● 取り組む課題: データの最初の行から始まり、「order-body xyxy=(156,279,1065,524)」を含む行で終わる範囲を、一字も変えずに書き写す。両端の行も範囲に含める。

● 課題の入力データ:
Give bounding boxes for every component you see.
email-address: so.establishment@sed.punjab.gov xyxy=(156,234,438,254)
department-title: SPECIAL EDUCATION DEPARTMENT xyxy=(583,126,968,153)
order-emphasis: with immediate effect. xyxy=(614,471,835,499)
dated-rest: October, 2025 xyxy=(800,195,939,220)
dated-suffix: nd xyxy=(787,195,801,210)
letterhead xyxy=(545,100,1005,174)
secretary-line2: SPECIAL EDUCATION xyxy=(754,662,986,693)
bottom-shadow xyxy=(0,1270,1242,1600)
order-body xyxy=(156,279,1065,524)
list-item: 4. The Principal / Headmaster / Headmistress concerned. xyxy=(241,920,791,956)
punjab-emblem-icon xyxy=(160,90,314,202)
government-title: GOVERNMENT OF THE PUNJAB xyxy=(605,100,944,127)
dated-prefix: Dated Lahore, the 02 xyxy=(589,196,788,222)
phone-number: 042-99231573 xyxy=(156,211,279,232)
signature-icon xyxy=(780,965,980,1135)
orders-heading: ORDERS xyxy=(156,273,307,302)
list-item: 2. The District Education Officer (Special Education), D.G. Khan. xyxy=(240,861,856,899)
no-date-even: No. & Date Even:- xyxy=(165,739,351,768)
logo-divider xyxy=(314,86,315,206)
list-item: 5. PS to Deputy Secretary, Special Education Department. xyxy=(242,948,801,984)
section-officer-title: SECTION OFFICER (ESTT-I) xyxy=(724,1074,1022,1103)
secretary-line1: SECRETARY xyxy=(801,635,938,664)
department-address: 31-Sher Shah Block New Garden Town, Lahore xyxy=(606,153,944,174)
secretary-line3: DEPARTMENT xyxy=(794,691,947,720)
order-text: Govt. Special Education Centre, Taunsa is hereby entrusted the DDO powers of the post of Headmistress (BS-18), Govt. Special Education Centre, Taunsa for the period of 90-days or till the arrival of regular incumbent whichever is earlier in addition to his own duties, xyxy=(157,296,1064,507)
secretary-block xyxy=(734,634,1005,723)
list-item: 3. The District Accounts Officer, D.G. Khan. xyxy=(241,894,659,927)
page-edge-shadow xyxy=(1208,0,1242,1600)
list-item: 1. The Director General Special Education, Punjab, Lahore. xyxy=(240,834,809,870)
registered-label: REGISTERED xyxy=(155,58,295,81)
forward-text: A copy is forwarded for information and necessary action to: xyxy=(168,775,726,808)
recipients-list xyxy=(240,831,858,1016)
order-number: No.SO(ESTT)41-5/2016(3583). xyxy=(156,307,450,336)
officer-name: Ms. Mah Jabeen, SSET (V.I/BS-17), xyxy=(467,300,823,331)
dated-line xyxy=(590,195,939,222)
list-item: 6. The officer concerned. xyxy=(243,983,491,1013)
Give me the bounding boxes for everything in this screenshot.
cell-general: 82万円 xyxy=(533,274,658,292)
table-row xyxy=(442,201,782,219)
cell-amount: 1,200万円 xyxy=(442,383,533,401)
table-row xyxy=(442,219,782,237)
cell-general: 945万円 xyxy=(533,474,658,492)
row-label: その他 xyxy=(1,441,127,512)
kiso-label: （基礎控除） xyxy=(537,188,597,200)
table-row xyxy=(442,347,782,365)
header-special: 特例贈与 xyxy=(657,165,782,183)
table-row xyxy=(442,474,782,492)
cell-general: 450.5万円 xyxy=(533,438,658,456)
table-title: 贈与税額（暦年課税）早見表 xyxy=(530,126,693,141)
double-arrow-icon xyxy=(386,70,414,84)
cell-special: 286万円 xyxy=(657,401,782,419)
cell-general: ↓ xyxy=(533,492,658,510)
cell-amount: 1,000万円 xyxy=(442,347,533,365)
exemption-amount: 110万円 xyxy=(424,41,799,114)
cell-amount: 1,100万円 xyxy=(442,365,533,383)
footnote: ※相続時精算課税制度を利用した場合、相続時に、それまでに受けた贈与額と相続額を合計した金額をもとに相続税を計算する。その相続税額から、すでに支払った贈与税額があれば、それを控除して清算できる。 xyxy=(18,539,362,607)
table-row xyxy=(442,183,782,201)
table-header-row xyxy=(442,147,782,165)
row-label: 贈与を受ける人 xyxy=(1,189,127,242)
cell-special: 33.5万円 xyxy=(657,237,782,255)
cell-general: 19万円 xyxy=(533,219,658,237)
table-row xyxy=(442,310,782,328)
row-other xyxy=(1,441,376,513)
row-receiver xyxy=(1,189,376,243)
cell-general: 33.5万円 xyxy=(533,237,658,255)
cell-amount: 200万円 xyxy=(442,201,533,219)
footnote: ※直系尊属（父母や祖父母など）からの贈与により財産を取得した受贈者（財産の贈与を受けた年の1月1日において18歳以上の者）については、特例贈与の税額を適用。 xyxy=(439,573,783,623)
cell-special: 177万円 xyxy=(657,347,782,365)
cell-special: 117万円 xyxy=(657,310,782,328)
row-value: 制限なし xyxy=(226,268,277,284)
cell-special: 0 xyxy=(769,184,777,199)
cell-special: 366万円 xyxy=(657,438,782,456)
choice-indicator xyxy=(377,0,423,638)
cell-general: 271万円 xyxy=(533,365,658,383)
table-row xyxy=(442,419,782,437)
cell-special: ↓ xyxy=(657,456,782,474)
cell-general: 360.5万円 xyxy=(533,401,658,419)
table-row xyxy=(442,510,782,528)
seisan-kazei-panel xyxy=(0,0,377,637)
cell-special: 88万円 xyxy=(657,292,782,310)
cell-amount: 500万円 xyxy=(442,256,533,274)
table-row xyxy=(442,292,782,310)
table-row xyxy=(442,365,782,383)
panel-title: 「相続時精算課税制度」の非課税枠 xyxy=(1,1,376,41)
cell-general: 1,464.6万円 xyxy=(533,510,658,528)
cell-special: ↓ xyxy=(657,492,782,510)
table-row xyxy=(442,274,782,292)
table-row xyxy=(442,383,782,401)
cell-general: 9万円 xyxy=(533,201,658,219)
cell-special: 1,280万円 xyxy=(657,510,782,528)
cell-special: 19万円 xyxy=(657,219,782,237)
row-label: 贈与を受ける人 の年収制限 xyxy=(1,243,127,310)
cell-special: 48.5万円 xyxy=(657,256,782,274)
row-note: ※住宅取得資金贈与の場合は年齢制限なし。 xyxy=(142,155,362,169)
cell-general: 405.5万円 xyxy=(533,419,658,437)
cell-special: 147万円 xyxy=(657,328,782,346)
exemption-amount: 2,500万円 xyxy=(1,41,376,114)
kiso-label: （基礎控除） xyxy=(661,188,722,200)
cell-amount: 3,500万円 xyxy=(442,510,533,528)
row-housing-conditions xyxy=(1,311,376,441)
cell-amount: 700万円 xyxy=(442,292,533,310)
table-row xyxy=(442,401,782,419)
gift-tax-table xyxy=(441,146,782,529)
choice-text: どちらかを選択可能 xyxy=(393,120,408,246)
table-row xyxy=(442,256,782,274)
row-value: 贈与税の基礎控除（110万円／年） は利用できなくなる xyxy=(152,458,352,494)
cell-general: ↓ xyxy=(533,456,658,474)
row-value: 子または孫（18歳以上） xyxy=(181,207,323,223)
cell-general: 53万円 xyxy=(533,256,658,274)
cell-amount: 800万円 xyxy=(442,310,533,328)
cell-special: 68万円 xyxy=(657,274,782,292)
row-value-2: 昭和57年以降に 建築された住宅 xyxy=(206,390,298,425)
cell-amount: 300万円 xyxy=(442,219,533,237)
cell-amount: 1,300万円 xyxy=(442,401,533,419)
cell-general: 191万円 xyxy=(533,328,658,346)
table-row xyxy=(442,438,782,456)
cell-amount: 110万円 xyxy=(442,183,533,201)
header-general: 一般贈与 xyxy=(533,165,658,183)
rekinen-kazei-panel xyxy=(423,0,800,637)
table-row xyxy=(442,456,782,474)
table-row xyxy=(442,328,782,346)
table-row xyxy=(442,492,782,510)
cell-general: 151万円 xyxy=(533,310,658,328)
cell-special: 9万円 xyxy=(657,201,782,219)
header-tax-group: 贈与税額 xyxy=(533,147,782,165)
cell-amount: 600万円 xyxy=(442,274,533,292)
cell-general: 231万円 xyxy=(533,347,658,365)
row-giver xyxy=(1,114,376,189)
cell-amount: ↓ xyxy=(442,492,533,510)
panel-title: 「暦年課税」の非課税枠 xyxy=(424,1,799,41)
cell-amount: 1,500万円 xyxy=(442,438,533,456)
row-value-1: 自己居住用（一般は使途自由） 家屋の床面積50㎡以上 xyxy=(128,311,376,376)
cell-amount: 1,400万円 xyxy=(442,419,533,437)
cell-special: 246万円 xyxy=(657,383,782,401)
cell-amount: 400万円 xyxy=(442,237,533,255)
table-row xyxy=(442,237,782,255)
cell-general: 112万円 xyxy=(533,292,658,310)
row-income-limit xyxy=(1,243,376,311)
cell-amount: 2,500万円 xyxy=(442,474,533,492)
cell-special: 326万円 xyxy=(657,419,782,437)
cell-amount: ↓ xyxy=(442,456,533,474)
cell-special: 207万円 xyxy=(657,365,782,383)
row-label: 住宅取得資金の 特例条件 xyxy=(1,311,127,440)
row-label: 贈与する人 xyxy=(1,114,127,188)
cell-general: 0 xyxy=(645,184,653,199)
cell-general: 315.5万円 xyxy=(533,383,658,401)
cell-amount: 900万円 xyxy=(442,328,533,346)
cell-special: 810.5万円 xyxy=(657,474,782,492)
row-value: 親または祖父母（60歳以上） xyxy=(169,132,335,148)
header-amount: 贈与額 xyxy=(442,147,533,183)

● 練習問題の解答:
Give bounding boxes for every component you see.
email-address: so.establishment@sed.punjab.gov xyxy=(156,234,438,254)
department-title: SPECIAL EDUCATION DEPARTMENT xyxy=(583,126,968,153)
order-emphasis: with immediate effect. xyxy=(614,471,835,499)
dated-rest: October, 2025 xyxy=(800,195,939,220)
dated-suffix: nd xyxy=(787,195,801,210)
letterhead xyxy=(545,100,1005,174)
secretary-line2: SPECIAL EDUCATION xyxy=(754,662,986,693)
bottom-shadow xyxy=(0,1270,1242,1600)
order-body xyxy=(156,279,1065,524)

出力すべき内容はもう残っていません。